▶ [WORK INSTRUCTIONS]
In the listing that follows, how many lines contain "https"? Give the number only.

##### EXERCISE MATERIAL

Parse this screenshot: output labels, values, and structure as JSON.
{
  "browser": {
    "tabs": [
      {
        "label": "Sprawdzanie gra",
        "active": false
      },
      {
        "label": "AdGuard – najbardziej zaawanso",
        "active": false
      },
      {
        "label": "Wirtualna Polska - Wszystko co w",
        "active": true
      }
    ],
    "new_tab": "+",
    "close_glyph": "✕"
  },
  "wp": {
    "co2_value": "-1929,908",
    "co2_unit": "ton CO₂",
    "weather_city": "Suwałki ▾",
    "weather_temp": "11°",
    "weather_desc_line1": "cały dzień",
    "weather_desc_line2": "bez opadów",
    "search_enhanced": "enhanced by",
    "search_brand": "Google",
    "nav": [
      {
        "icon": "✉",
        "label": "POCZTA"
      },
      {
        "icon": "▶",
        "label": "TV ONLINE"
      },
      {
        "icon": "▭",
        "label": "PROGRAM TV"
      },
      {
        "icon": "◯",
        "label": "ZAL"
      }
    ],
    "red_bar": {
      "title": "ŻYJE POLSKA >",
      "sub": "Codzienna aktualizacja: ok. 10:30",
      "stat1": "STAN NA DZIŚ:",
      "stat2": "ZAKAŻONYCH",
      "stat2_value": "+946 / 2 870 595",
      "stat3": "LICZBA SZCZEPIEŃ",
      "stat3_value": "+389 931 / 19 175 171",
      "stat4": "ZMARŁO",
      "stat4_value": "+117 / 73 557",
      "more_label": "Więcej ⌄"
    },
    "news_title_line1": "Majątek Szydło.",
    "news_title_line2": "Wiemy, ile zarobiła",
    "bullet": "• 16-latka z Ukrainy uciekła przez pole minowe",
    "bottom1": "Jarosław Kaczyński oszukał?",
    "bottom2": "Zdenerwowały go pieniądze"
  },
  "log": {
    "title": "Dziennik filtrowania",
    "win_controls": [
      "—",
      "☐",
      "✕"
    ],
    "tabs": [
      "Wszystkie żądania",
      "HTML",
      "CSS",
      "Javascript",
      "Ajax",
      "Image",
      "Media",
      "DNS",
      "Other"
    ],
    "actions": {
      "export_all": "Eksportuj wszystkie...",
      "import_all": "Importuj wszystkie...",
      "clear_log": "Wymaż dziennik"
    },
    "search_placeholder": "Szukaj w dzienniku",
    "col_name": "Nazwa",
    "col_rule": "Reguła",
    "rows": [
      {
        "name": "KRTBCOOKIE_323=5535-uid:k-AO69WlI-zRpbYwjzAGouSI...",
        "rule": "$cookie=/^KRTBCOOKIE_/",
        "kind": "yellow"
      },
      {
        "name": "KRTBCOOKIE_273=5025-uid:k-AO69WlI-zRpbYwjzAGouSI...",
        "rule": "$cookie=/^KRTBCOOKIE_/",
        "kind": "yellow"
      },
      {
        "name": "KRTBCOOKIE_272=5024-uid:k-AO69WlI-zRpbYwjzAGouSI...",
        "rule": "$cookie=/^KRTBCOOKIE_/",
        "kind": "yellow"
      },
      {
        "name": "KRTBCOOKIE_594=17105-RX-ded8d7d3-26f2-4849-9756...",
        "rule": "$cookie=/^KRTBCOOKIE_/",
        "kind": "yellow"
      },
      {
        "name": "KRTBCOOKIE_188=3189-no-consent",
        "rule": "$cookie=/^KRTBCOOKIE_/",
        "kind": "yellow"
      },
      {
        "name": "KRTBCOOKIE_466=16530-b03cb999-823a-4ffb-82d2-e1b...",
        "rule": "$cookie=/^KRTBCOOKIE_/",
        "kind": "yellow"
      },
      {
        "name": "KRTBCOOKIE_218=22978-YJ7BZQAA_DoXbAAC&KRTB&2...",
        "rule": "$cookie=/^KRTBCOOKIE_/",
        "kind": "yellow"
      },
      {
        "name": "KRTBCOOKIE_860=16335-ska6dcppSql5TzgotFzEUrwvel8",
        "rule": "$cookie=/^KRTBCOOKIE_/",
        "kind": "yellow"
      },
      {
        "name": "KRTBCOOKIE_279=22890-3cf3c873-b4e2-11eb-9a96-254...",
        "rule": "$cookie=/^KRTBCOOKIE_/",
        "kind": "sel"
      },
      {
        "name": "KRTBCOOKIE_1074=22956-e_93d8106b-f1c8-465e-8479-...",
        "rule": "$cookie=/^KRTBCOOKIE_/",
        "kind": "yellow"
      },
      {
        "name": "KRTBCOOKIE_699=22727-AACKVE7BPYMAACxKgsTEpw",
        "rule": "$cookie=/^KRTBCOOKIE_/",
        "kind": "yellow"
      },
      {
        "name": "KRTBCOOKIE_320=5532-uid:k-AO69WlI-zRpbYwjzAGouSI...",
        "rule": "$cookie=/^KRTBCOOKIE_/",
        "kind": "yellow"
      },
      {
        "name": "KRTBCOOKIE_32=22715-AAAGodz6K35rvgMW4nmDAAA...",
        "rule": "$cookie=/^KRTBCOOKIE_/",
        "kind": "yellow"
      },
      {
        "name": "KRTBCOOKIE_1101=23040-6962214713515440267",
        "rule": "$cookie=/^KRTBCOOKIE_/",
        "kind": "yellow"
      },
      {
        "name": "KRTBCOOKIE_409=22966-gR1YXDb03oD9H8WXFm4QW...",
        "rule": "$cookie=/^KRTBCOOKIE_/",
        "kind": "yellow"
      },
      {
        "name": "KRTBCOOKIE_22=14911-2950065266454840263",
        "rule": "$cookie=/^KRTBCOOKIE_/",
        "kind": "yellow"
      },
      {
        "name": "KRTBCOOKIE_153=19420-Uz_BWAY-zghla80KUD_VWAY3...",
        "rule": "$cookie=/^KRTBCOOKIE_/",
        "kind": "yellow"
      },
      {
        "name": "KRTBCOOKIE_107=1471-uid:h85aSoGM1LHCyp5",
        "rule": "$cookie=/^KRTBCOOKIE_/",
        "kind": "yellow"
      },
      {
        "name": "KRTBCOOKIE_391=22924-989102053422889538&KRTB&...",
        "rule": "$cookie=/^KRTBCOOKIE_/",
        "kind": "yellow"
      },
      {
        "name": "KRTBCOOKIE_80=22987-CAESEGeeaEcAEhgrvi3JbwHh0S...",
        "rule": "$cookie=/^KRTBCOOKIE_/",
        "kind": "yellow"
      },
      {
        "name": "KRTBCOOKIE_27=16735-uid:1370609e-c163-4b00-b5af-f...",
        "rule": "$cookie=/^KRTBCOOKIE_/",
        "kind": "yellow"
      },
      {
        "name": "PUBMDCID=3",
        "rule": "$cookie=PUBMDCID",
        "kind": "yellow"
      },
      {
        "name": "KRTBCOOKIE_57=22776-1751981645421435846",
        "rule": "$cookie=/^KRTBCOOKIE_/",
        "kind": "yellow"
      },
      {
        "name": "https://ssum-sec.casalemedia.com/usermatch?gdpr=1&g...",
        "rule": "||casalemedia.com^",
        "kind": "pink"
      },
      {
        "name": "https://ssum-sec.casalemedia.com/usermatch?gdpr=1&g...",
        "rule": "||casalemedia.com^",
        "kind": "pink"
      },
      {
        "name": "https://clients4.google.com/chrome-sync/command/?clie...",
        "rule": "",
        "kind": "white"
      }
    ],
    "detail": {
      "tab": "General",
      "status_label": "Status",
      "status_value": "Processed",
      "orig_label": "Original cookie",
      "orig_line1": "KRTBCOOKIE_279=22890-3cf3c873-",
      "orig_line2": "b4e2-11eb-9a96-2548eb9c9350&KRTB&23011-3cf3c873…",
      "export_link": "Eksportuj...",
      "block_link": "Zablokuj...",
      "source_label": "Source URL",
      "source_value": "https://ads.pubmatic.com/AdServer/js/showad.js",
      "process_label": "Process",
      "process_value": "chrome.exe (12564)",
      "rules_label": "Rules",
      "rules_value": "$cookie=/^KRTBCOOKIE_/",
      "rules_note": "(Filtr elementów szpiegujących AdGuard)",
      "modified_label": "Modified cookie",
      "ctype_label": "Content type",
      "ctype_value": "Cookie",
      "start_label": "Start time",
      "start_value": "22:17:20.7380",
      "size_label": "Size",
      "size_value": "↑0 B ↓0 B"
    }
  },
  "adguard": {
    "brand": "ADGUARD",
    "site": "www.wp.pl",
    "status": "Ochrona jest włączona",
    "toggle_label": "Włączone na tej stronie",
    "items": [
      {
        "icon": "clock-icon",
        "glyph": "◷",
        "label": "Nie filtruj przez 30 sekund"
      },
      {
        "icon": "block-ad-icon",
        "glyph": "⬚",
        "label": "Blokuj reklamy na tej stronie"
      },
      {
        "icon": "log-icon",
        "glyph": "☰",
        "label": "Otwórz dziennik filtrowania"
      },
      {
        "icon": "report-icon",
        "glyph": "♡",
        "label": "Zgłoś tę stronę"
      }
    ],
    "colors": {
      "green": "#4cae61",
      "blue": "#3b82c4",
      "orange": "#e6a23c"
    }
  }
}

##########

▶ [CORRECT OUTPUT]
4